- Reading text
According to the text, revenue growth for Body Shop was 20% each year but dropped to 8% in the late 1990s due to increased competition. The growth drop could also be a result of expansions to every shopping street in Britain and American malls. Anita Roddick (founder of the Body Shop) stepped down from the CEO position because of the lack in revenue growth and a new CEO Patrick Gournay took over. Gournay was able to increase revenue by 13% in 2001 which was the first year he was CEO but pretax profit declined by 21%.
The benefits of these assumptions are that while maintaining the current growth rate of 13%; we can maintain our COGS. One of the major factors contributing to the firm’s poor profit margin is operating expenses. By closing non-profitable stores, we can reduce operating expenses such as additional salaries; rent, electricity; etc. With the COGS/SALES ratio at 38% the company will not need to borrow any money. There is an excess of cash or negative debt calculated in year 2002.

- Given information
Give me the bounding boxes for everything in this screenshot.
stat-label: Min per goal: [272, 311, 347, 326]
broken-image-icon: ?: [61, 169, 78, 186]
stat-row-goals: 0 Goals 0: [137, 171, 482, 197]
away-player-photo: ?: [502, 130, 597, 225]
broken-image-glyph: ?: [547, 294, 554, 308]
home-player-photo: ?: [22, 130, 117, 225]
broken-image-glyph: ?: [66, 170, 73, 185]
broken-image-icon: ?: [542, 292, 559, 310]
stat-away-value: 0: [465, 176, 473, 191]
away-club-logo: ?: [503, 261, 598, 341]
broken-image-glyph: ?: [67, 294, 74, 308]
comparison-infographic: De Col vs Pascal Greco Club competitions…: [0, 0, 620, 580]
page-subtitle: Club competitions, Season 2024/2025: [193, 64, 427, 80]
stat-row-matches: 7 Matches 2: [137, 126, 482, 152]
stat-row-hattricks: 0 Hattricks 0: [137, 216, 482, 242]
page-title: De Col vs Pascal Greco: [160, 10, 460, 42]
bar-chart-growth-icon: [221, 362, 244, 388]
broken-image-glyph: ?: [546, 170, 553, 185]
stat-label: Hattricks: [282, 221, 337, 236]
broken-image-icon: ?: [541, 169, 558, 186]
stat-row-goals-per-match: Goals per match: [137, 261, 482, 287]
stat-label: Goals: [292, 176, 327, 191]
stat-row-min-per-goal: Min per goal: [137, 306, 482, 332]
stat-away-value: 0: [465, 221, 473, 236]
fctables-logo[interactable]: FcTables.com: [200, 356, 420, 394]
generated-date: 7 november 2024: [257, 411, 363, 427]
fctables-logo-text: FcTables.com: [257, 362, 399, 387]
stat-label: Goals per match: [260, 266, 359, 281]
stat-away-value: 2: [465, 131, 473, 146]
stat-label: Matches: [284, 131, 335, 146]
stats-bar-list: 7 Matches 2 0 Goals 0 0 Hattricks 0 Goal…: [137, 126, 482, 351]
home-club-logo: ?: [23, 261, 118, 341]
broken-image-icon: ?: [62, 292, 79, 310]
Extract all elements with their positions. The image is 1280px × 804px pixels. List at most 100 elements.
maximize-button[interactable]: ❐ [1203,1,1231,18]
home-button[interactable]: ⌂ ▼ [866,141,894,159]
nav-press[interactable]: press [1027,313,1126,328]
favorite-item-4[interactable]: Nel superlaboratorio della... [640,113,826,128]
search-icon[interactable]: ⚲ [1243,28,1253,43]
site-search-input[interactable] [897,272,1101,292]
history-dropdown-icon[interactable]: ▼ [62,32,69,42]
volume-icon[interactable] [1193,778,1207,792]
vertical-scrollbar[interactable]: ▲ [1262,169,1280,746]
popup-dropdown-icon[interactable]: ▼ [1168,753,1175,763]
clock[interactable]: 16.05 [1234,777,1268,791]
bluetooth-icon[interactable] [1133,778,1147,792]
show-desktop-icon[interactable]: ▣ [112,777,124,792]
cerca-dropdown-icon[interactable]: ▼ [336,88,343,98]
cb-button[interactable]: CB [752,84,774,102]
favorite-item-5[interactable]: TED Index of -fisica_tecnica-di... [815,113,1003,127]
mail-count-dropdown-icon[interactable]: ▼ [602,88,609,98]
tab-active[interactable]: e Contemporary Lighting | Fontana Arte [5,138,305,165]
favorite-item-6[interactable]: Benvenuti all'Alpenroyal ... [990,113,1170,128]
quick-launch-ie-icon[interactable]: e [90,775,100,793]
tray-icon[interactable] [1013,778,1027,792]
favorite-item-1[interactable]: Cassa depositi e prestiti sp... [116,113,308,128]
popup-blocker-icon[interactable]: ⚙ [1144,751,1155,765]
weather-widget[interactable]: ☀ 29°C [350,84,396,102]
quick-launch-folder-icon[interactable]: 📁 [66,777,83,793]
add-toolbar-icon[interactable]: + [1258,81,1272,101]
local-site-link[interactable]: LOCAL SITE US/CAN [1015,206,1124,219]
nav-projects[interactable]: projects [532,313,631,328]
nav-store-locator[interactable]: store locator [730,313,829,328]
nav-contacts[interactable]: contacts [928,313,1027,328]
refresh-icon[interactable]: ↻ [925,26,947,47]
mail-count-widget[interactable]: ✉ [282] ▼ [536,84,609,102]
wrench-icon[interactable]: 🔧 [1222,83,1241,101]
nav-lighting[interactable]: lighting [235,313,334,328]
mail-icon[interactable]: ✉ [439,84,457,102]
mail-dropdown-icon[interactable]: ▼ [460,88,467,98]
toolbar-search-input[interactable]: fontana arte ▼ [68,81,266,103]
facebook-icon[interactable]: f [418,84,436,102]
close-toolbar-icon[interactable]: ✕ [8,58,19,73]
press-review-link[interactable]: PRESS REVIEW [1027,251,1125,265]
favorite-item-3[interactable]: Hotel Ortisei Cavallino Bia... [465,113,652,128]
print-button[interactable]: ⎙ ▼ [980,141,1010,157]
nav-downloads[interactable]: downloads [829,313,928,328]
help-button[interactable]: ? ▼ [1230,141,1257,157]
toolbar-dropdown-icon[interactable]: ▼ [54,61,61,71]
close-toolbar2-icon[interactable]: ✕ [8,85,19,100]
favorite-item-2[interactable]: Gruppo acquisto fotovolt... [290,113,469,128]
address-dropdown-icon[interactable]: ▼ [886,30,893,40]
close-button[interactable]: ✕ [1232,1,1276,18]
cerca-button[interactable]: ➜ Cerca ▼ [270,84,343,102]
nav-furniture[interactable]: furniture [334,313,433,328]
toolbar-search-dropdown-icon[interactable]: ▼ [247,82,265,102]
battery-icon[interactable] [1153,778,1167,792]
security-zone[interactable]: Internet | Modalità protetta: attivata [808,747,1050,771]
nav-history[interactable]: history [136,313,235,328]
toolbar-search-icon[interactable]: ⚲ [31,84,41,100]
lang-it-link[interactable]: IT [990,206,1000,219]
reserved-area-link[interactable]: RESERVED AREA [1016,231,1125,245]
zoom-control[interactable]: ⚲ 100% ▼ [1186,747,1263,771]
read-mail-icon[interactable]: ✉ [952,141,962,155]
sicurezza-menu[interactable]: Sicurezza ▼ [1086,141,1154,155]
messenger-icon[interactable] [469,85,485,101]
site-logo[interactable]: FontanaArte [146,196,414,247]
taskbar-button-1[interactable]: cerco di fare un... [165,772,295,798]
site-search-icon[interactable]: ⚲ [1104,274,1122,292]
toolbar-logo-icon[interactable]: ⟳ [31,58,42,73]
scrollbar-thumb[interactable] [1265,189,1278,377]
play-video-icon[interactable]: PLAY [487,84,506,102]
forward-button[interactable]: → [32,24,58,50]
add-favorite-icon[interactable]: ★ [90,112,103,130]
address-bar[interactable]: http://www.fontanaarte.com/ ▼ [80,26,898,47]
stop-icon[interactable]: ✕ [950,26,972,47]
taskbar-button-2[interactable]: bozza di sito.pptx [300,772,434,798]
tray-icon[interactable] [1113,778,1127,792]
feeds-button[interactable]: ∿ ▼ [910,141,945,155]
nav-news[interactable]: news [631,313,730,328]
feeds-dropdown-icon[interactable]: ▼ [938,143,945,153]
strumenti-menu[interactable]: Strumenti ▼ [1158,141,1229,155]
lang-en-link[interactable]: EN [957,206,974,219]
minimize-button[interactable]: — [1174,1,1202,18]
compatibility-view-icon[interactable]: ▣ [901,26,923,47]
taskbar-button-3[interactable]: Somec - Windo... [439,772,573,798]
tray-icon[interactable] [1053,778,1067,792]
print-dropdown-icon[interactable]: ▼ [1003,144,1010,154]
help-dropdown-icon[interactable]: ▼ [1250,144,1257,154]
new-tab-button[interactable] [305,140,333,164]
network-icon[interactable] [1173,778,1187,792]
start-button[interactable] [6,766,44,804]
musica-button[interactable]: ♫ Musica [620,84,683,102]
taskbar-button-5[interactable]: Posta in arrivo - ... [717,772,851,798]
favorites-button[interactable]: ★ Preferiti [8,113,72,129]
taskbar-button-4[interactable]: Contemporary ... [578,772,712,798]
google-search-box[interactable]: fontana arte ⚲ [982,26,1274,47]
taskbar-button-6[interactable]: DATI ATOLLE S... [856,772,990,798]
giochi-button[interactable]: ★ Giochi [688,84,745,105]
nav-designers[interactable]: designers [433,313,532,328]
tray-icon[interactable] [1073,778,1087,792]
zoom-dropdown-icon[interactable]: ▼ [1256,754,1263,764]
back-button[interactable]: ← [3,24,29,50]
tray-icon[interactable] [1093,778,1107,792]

- What is asked
Answer these questions using the Body Shop text.
1. To what annual revenue growth rate did the Body Shop drop in the late 1990s?
2. Who took over as CEO after Anita Roddick stepped down?
3. At what COGS/SALES ratio will the company not need to borrow any money?

- Response
1. 8%
2. Patrick Gournay
3. 38%